### ROWS

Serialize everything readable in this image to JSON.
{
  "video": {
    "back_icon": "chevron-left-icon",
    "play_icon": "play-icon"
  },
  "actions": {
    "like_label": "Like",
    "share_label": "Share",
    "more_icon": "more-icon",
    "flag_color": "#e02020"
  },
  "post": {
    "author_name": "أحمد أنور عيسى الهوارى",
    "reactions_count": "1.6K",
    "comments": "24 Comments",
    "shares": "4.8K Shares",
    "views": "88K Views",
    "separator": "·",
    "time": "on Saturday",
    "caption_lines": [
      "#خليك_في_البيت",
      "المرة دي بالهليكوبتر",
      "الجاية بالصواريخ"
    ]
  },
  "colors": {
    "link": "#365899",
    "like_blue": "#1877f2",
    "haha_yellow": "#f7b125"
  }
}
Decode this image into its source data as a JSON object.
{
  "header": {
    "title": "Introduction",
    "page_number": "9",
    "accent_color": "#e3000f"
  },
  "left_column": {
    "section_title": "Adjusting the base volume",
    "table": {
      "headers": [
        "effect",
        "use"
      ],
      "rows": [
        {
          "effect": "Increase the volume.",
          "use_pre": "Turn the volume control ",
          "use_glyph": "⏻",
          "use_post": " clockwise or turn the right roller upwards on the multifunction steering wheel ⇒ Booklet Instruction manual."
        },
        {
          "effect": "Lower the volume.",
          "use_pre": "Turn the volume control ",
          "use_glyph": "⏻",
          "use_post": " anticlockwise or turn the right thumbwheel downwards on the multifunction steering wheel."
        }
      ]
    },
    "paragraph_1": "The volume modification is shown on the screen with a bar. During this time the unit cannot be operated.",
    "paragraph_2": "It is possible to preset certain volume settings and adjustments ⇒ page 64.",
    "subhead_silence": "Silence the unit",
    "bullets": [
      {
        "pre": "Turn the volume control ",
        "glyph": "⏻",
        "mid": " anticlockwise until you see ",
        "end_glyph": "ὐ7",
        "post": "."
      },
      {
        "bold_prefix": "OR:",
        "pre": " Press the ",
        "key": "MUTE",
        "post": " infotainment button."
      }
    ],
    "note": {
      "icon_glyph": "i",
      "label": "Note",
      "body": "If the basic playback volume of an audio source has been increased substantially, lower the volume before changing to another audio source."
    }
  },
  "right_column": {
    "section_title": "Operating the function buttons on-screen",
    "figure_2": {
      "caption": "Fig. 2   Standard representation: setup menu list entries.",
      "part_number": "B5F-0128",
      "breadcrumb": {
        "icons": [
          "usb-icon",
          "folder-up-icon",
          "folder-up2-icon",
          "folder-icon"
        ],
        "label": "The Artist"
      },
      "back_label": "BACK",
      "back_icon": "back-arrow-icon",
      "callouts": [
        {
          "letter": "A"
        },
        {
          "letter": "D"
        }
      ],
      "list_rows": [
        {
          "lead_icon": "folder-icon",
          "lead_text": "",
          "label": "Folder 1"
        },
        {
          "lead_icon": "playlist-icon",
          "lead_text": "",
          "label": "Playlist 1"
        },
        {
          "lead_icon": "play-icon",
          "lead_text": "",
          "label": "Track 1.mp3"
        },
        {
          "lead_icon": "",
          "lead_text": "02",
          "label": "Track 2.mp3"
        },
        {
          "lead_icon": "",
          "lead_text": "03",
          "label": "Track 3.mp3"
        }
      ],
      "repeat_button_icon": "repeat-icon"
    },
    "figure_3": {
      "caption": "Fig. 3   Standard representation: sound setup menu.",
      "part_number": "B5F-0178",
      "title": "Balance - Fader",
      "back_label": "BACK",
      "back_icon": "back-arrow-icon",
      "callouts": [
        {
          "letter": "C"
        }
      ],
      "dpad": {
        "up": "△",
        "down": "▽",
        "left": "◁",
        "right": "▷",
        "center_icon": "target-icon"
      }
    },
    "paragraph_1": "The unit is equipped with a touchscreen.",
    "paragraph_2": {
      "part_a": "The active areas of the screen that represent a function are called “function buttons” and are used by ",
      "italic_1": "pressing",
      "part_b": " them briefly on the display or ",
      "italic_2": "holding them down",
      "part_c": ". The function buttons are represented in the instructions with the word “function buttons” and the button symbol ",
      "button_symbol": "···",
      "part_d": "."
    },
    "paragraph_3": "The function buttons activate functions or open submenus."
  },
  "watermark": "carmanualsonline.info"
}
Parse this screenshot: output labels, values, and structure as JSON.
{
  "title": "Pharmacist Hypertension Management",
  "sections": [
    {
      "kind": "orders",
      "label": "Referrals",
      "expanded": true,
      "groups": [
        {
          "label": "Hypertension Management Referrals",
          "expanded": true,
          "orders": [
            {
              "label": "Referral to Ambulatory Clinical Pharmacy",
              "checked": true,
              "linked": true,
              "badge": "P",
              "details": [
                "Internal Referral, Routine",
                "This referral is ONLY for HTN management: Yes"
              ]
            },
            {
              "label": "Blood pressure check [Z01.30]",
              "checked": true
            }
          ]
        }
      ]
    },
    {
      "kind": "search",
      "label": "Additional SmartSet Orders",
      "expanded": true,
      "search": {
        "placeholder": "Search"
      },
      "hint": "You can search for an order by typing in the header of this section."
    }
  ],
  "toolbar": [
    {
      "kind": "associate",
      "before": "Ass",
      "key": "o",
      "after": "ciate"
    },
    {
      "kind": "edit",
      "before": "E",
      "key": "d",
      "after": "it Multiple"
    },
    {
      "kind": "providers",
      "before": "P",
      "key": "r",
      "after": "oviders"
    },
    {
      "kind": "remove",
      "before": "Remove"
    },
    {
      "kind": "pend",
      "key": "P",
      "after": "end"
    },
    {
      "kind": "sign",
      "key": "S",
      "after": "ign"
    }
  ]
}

### WORK TO DO
Scan the entries above for the word "kind" and collect each line holding it.

### SOLUTION FOR THIS PROBLEM
      "kind": "orders",
      "kind": "search",
      "kind": "associate",
      "kind": "edit",
      "kind": "providers",
      "kind": "remove",
      "kind": "pend",
      "kind": "sign",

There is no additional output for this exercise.